** START **

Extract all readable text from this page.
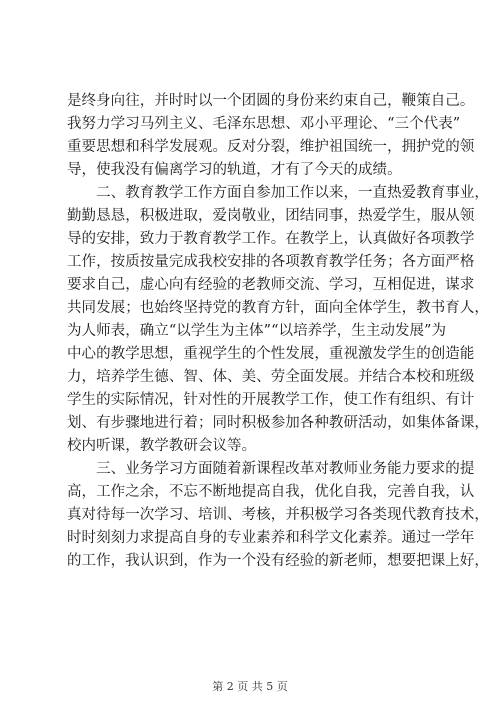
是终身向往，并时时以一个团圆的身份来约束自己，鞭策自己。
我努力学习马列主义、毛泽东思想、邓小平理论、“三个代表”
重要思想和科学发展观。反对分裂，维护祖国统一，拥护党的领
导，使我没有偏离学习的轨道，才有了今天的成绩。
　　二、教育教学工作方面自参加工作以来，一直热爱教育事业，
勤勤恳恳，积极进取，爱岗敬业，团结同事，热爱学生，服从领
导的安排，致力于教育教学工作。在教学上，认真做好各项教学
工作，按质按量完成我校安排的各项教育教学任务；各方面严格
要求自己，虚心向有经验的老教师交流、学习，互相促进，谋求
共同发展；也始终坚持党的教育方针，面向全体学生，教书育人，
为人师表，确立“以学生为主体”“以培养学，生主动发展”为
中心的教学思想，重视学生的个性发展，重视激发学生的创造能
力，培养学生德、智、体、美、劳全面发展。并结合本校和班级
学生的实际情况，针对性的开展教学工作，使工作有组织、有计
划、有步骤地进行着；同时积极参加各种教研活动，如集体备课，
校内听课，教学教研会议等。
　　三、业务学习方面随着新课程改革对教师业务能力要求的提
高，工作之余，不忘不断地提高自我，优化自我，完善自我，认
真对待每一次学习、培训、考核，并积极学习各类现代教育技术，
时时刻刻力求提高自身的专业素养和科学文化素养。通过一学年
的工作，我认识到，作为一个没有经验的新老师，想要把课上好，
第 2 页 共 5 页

** END **
** START **

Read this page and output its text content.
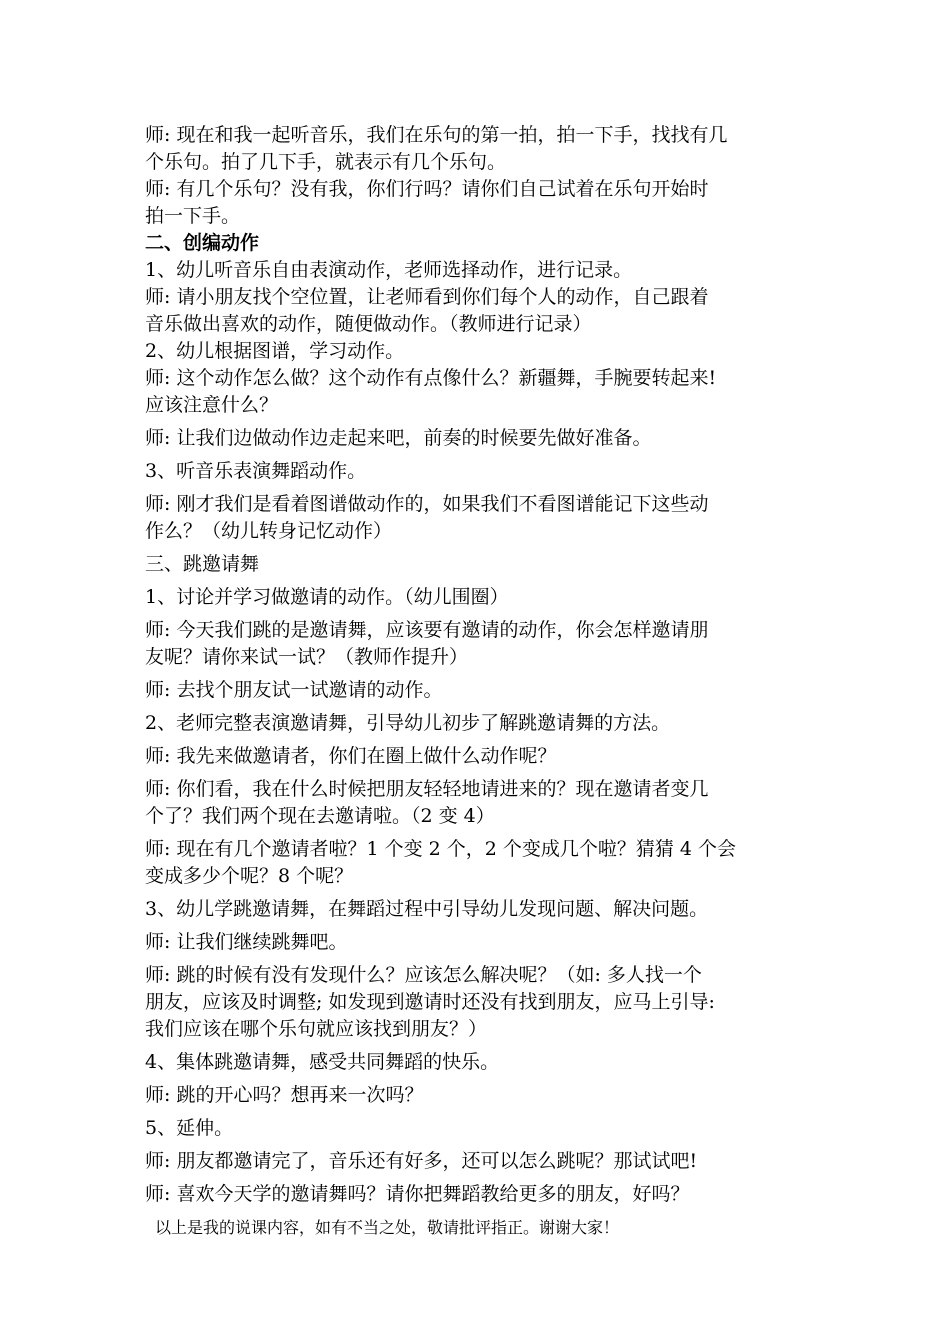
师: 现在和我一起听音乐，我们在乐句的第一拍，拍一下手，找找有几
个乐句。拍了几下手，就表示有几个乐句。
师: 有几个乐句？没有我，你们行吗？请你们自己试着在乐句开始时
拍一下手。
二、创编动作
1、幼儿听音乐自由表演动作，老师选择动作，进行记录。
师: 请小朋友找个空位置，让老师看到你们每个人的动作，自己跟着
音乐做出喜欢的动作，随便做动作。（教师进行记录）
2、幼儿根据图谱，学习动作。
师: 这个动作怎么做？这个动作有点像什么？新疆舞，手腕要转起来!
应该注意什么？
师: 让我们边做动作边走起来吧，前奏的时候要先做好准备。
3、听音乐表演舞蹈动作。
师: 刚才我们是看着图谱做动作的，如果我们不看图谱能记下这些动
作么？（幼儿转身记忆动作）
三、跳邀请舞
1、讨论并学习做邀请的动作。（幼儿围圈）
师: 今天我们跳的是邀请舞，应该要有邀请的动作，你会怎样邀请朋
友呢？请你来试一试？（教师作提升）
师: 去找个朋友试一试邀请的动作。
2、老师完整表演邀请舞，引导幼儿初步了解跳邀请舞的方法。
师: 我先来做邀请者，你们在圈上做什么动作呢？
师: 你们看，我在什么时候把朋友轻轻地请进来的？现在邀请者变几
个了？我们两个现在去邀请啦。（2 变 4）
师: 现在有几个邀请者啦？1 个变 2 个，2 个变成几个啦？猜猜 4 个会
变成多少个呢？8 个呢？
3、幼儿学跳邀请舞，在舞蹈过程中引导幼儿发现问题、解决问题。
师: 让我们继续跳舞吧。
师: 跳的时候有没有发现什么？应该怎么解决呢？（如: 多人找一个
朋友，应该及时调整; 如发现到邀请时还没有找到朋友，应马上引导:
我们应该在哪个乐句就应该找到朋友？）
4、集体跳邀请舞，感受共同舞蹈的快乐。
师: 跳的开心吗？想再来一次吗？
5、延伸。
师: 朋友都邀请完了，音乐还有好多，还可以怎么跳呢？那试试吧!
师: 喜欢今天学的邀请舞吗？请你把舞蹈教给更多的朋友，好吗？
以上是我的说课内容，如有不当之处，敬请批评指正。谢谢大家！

** END **
** START **

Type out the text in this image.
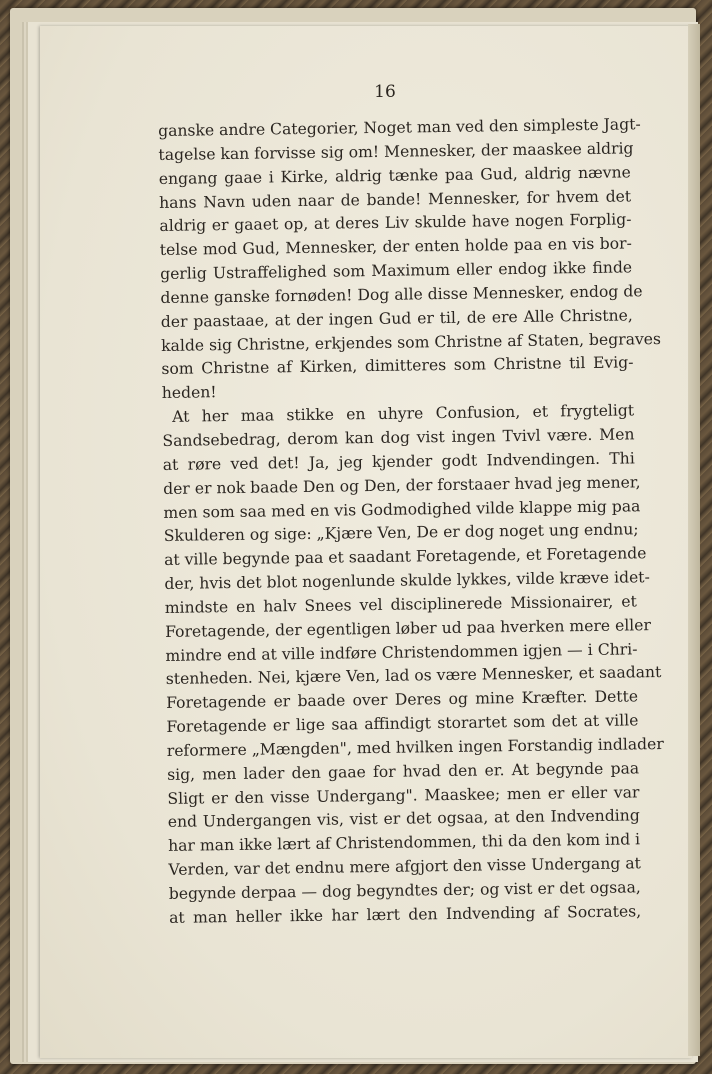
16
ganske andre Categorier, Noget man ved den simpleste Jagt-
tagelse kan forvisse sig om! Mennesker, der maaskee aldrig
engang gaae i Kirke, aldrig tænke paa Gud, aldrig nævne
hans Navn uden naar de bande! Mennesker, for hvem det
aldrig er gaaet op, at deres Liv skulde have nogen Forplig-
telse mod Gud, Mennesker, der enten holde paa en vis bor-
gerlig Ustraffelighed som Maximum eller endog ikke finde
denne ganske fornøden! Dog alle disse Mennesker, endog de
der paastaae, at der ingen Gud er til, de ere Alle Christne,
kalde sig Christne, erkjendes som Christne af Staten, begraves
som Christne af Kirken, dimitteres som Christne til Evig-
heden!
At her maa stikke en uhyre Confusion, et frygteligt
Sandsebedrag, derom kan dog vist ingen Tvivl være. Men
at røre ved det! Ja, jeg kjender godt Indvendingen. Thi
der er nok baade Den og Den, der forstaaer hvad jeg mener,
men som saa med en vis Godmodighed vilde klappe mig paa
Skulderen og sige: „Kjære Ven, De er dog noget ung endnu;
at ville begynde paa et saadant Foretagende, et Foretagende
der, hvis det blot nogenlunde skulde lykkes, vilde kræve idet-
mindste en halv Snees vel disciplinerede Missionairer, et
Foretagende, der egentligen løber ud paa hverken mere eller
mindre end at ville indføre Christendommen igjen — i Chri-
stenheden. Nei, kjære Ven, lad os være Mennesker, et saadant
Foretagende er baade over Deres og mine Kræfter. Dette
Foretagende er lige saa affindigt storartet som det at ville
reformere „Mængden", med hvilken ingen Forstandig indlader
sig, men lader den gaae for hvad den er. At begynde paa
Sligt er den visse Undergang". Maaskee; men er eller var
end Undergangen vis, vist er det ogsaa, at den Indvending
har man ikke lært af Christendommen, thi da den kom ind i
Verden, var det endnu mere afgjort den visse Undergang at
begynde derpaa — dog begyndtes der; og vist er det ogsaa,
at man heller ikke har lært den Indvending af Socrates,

** END **

[DIRECTION]
Go through the records and gather the lines that hold "aldrig".

[FINAL RESULT]
tagelse kan forvisse sig om! Mennesker, der maaskee aldrig
engang gaae i Kirke, aldrig tænke paa Gud, aldrig nævne
aldrig er gaaet op, at deres Liv skulde have nogen Forplig-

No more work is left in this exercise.